## begin SUPPLIED INFORMATION

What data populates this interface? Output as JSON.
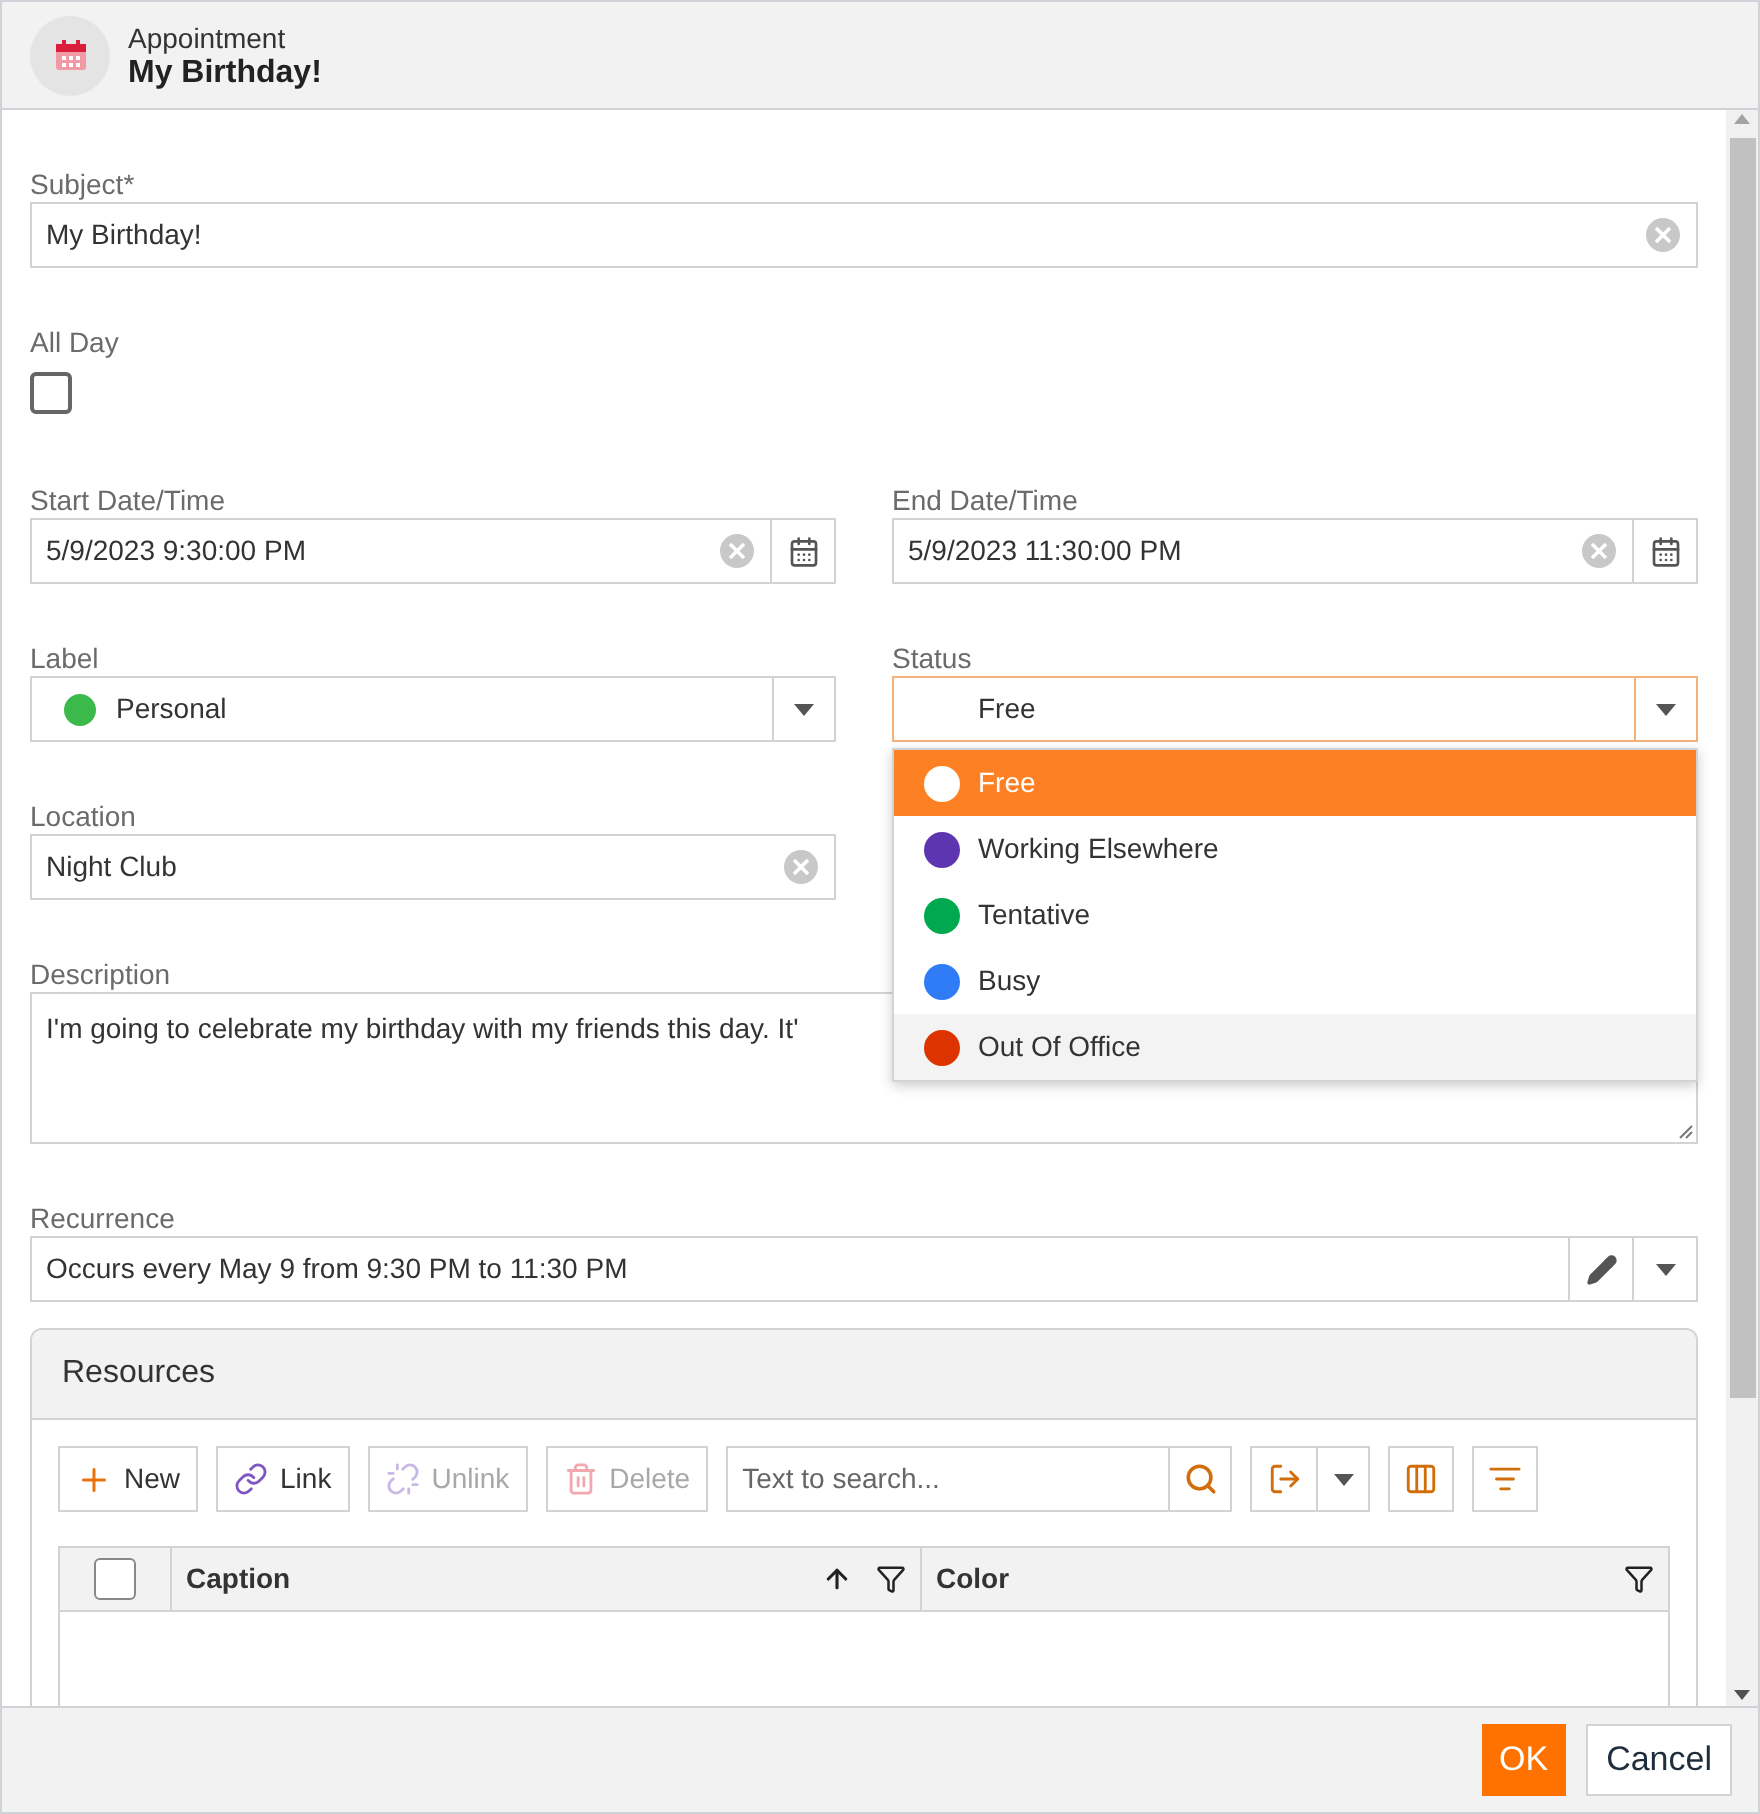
{
  "header": {
    "kind_label": "Appointment",
    "title": "My Birthday!"
  },
  "subject": {
    "label": "Subject*",
    "value": "My Birthday!"
  },
  "all_day": {
    "label": "All Day",
    "checked": false
  },
  "start": {
    "label": "Start Date/Time",
    "value": "5/9/2023 9:30:00 PM"
  },
  "end": {
    "label": "End Date/Time",
    "value": "5/9/2023 11:30:00 PM"
  },
  "label_field": {
    "label": "Label",
    "value": "Personal",
    "color": "#3cb94b"
  },
  "status": {
    "label": "Status",
    "value": "Free",
    "expanded": true,
    "options": [
      {
        "label": "Free",
        "color": "#ffffff",
        "selected": true,
        "hovered": false
      },
      {
        "label": "Working Elsewhere",
        "color": "#5e35b1",
        "selected": false,
        "hovered": false
      },
      {
        "label": "Tentative",
        "color": "#00a94f",
        "selected": false,
        "hovered": false
      },
      {
        "label": "Busy",
        "color": "#2f7cf6",
        "selected": false,
        "hovered": false
      },
      {
        "label": "Out Of Office",
        "color": "#dd3300",
        "selected": false,
        "hovered": true
      }
    ]
  },
  "location": {
    "label": "Location",
    "value": "Night Club"
  },
  "description": {
    "label": "Description",
    "value": "I'm going to celebrate my birthday with my friends this day. It'"
  },
  "recurrence": {
    "label": "Recurrence",
    "value": "Occurs every May 9 from 9:30 PM to 11:30 PM"
  },
  "resources": {
    "title": "Resources",
    "toolbar": [
      {
        "kind": "new",
        "label": "New",
        "disabled": false
      },
      {
        "kind": "link",
        "label": "Link",
        "disabled": false
      },
      {
        "kind": "unlink",
        "label": "Unlink",
        "disabled": true
      },
      {
        "kind": "delete",
        "label": "Delete",
        "disabled": true
      }
    ],
    "search": {
      "placeholder": "Text to search..."
    },
    "columns": [
      {
        "label": "Caption",
        "sorted": true
      },
      {
        "label": "Color",
        "sorted": false
      }
    ],
    "select_all": false
  },
  "buttons": [
    {
      "kind": "primary",
      "label": "OK"
    },
    {
      "kind": "secondary",
      "label": "Cancel"
    }
  ]
}
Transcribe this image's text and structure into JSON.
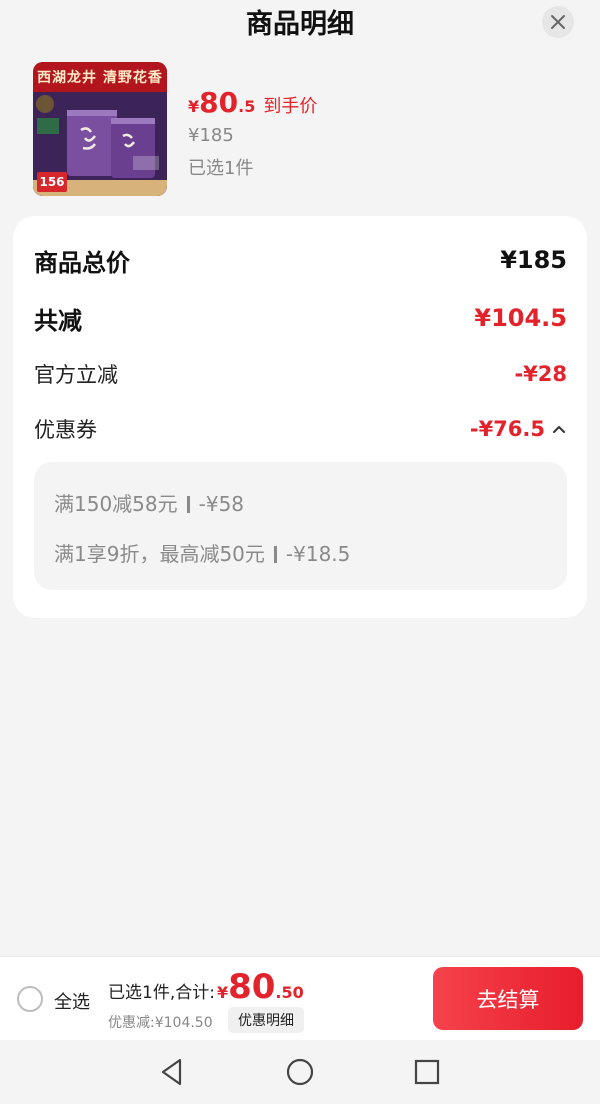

## end SUPPLIED INFORMATION

Extract, from the listing above, every line where the string "JSON" occurs.

**CORRECT OUTPUT**
What data populates this interface? Output as JSON.
Transcribe this image's text and structure into JSON.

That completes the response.